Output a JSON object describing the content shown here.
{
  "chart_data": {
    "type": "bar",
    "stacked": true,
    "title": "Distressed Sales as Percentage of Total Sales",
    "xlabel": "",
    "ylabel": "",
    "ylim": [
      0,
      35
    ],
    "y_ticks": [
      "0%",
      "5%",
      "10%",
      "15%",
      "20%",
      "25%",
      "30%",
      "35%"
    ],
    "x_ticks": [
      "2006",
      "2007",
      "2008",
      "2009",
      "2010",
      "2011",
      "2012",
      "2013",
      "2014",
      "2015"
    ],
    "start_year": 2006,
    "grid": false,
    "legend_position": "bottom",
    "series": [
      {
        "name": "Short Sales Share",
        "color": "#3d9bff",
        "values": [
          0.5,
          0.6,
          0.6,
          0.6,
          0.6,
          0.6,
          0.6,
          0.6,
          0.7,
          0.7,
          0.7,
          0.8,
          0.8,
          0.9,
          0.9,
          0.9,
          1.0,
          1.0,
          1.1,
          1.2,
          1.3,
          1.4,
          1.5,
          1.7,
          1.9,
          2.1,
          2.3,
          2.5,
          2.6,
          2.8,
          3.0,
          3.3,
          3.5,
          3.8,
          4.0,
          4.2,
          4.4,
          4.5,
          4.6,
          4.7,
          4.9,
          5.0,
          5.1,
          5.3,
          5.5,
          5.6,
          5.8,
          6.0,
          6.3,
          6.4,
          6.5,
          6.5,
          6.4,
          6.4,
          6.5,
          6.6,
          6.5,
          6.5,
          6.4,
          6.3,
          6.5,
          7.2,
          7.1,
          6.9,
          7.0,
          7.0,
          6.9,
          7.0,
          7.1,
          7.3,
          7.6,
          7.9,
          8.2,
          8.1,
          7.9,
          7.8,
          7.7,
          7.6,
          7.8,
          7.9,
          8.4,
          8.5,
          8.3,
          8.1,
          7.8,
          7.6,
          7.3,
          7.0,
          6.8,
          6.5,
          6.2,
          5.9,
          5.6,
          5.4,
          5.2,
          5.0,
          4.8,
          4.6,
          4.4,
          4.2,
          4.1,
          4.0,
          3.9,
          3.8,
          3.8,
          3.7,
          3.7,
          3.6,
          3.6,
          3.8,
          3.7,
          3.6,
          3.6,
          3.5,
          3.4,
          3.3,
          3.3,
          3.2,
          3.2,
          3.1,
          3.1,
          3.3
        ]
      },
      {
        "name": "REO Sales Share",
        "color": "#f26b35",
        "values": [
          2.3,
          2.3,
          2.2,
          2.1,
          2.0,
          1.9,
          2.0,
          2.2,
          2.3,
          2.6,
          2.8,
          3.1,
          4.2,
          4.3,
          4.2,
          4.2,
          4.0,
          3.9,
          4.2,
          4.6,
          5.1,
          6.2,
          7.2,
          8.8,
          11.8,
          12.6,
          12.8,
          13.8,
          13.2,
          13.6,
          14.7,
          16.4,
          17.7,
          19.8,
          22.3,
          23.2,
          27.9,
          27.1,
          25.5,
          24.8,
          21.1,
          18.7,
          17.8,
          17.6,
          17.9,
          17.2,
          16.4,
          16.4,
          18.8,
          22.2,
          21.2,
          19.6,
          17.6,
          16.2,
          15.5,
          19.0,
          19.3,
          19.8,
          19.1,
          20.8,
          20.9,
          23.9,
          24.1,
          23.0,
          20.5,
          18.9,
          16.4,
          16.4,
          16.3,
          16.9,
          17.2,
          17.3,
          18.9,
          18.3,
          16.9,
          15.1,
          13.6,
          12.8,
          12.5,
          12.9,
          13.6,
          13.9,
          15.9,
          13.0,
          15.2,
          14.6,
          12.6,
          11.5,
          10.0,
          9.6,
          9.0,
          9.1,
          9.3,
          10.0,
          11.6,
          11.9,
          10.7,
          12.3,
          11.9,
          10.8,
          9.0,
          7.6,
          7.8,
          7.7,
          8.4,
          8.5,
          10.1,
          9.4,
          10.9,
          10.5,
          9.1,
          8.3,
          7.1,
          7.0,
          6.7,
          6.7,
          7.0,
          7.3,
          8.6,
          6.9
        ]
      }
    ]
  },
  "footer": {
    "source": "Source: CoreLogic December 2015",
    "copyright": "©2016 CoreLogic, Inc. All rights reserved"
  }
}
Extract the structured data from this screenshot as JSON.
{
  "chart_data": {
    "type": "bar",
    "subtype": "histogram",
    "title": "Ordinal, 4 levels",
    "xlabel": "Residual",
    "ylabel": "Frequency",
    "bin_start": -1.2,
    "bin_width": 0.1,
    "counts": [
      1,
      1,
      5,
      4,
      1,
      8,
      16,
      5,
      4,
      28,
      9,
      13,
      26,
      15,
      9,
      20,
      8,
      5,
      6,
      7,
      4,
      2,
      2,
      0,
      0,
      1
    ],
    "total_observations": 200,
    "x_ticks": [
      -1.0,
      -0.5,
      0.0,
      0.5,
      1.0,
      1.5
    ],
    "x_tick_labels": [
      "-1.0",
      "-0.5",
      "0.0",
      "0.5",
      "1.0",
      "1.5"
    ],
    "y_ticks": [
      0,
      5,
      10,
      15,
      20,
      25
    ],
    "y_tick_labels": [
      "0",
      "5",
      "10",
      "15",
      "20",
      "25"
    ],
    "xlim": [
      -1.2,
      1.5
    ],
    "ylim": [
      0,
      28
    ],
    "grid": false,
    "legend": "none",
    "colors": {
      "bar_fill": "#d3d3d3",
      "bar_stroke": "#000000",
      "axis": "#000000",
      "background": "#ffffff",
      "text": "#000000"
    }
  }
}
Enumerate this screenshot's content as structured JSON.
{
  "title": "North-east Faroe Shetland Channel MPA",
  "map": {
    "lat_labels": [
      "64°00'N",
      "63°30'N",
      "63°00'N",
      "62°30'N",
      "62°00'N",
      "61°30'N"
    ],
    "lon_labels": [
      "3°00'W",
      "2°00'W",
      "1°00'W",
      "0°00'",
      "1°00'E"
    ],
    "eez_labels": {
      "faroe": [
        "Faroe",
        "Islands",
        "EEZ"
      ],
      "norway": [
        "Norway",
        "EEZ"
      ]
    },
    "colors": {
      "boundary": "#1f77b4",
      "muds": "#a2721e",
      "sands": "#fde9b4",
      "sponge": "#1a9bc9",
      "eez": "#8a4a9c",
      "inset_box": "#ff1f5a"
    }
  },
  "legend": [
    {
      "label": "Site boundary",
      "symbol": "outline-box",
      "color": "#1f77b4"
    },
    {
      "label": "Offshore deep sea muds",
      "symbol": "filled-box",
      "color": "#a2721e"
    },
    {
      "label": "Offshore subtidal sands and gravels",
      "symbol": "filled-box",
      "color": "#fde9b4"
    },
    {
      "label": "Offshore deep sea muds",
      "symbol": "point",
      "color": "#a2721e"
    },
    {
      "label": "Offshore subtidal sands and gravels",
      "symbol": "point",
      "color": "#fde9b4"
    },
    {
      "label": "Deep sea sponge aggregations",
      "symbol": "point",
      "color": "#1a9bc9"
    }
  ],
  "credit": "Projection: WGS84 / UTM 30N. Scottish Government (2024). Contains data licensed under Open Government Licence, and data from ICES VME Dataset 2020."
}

************

Written request — Make an exact copy of every entry.

Worked answer —
Output a JSON object describing the content shown here.
{
  "chart_data": {
    "type": "bar",
    "stacked": true,
    "title": "Distressed Sales as Percentage of Total Sales",
    "xlabel": "",
    "ylabel": "",
    "ylim": [
      0,
      35
    ],
    "y_ticks": [
      "0%",
      "5%",
      "10%",
      "15%",
      "20%",
      "25%",
      "30%",
      "35%"
    ],
    "x_ticks": [
      "2006",
      "2007",
      "2008",
      "2009",
      "2010",
      "2011",
      "2012",
      "2013",
      "2014",
      "2015"
    ],
    "start_year": 2006,
    "grid": false,
    "legend_position": "bottom",
    "series": [
      {
        "name": "Short Sales Share",
        "color": "#3d9bff",
        "values": [
          0.5,
          0.6,
          0.6,
          0.6,
          0.6,
          0.6,
          0.6,
          0.6,
          0.7,
          0.7,
          0.7,
          0.8,
          0.8,
          0.9,
          0.9,
          0.9,
          1.0,
          1.0,
          1.1,
          1.2,
          1.3,
          1.4,
          1.5,
          1.7,
          1.9,
          2.1,
          2.3,
          2.5,
          2.6,
          2.8,
          3.0,
          3.3,
          3.5,
          3.8,
          4.0,
          4.2,
          4.4,
          4.5,
          4.6,
          4.7,
          4.9,
          5.0,
          5.1,
          5.3,
          5.5,
          5.6,
          5.8,
          6.0,
          6.3,
          6.4,
          6.5,
          6.5,
          6.4,
          6.4,
          6.5,
          6.6,
          6.5,
          6.5,
          6.4,
          6.3,
          6.5,
          7.2,
          7.1,
          6.9,
          7.0,
          7.0,
          6.9,
          7.0,
          7.1,
          7.3,
          7.6,
          7.9,
          8.2,
          8.1,
          7.9,
          7.8,
          7.7,
          7.6,
          7.8,
          7.9,
          8.4,
          8.5,
          8.3,
          8.1,
          7.8,
          7.6,
          7.3,
          7.0,
          6.8,
          6.5,
          6.2,
          5.9,
          5.6,
          5.4,
          5.2,
          5.0,
          4.8,
          4.6,
          4.4,
          4.2,
          4.1,
          4.0,
          3.9,
          3.8,
          3.8,
          3.7,
          3.7,
          3.6,
          3.6,
          3.8,
          3.7,
          3.6,
          3.6,
          3.5,
          3.4,
          3.3,
          3.3,
          3.2,
          3.2,
          3.1,
          3.1,
          3.3
        ]
      },
      {
        "name": "REO Sales Share",
        "color": "#f26b35",
        "values": [
          2.3,
          2.3,
          2.2,
          2.1,
          2.0,
          1.9,
          2.0,
          2.2,
          2.3,
          2.6,
          2.8,
          3.1,
          4.2,
          4.3,
          4.2,
          4.2,
          4.0,
          3.9,
          4.2,
          4.6,
          5.1,
          6.2,
          7.2,
          8.8,
          11.8,
          12.6,
          12.8,
          13.8,
          13.2,
          13.6,
          14.7,
          16.4,
          17.7,
          19.8,
          22.3,
          23.2,
          27.9,
          27.1,
          25.5,
          24.8,
          21.1,
          18.7,
          17.8,
          17.6,
          17.9,
          17.2,
          16.4,
          16.4,
          18.8,
          22.2,
          21.2,
          19.6,
          17.6,
          16.2,
          15.5,
          19.0,
          19.3,
          19.8,
          19.1,
          20.8,
          20.9,
          23.9,
          24.1,
          23.0,
          20.5,
          18.9,
          16.4,
          16.4,
          16.3,
          16.9,
          17.2,
          17.3,
          18.9,
          18.3,
          16.9,
          15.1,
          13.6,
          12.8,
          12.5,
          12.9,
          13.6,
          13.9,
          15.9,
          13.0,
          15.2,
          14.6,
          12.6,
          11.5,
          10.0,
          9.6,
          9.0,
          9.1,
          9.3,
          10.0,
          11.6,
          11.9,
          10.7,
          12.3,
          11.9,
          10.8,
          9.0,
          7.6,
          7.8,
          7.7,
          8.4,
          8.5,
          10.1,
          9.4,
          10.9,
          10.5,
          9.1,
          8.3,
          7.1,
          7.0,
          6.7,
          6.7,
          7.0,
          7.3,
          8.6,
          6.9
        ]
      }
    ]
  },
  "footer": {
    "source": "Source: CoreLogic December 2015",
    "copyright": "©2016 CoreLogic, Inc. All rights reserved"
  }
}
Extract the structured data from this screenshot as JSON.
{
  "chart_data": {
    "type": "bar",
    "subtype": "histogram",
    "title": "Ordinal, 4 levels",
    "xlabel": "Residual",
    "ylabel": "Frequency",
    "bin_start": -1.2,
    "bin_width": 0.1,
    "counts": [
      1,
      1,
      5,
      4,
      1,
      8,
      16,
      5,
      4,
      28,
      9,
      13,
      26,
      15,
      9,
      20,
      8,
      5,
      6,
      7,
      4,
      2,
      2,
      0,
      0,
      1
    ],
    "total_observations": 200,
    "x_ticks": [
      -1.0,
      -0.5,
      0.0,
      0.5,
      1.0,
      1.5
    ],
    "x_tick_labels": [
      "-1.0",
      "-0.5",
      "0.0",
      "0.5",
      "1.0",
      "1.5"
    ],
    "y_ticks": [
      0,
      5,
      10,
      15,
      20,
      25
    ],
    "y_tick_labels": [
      "0",
      "5",
      "10",
      "15",
      "20",
      "25"
    ],
    "xlim": [
      -1.2,
      1.5
    ],
    "ylim": [
      0,
      28
    ],
    "grid": false,
    "legend": "none",
    "colors": {
      "bar_fill": "#d3d3d3",
      "bar_stroke": "#000000",
      "axis": "#000000",
      "background": "#ffffff",
      "text": "#000000"
    }
  }
}
Enumerate this screenshot's content as structured JSON.
{
  "title": "North-east Faroe Shetland Channel MPA",
  "map": {
    "lat_labels": [
      "64°00'N",
      "63°30'N",
      "63°00'N",
      "62°30'N",
      "62°00'N",
      "61°30'N"
    ],
    "lon_labels": [
      "3°00'W",
      "2°00'W",
      "1°00'W",
      "0°00'",
      "1°00'E"
    ],
    "eez_labels": {
      "faroe": [
        "Faroe",
        "Islands",
        "EEZ"
      ],
      "norway": [
        "Norway",
        "EEZ"
      ]
    },
    "colors": {
      "boundary": "#1f77b4",
      "muds": "#a2721e",
      "sands": "#fde9b4",
      "sponge": "#1a9bc9",
      "eez": "#8a4a9c",
      "inset_box": "#ff1f5a"
    }
  },
  "legend": [
    {
      "label": "Site boundary",
      "symbol": "outline-box",
      "color": "#1f77b4"
    },
    {
      "label": "Offshore deep sea muds",
      "symbol": "filled-box",
      "color": "#a2721e"
    },
    {
      "label": "Offshore subtidal sands and gravels",
      "symbol": "filled-box",
      "color": "#fde9b4"
    },
    {
      "label": "Offshore deep sea muds",
      "symbol": "point",
      "color": "#a2721e"
    },
    {
      "label": "Offshore subtidal sands and gravels",
      "symbol": "point",
      "color": "#fde9b4"
    },
    {
      "label": "Deep sea sponge aggregations",
      "symbol": "point",
      "color": "#1a9bc9"
    }
  ],
  "credit": "Projection: WGS84 / UTM 30N. Scottish Government (2024). Contains data licensed under Open Government Licence, and data from ICES VME Dataset 2020."
}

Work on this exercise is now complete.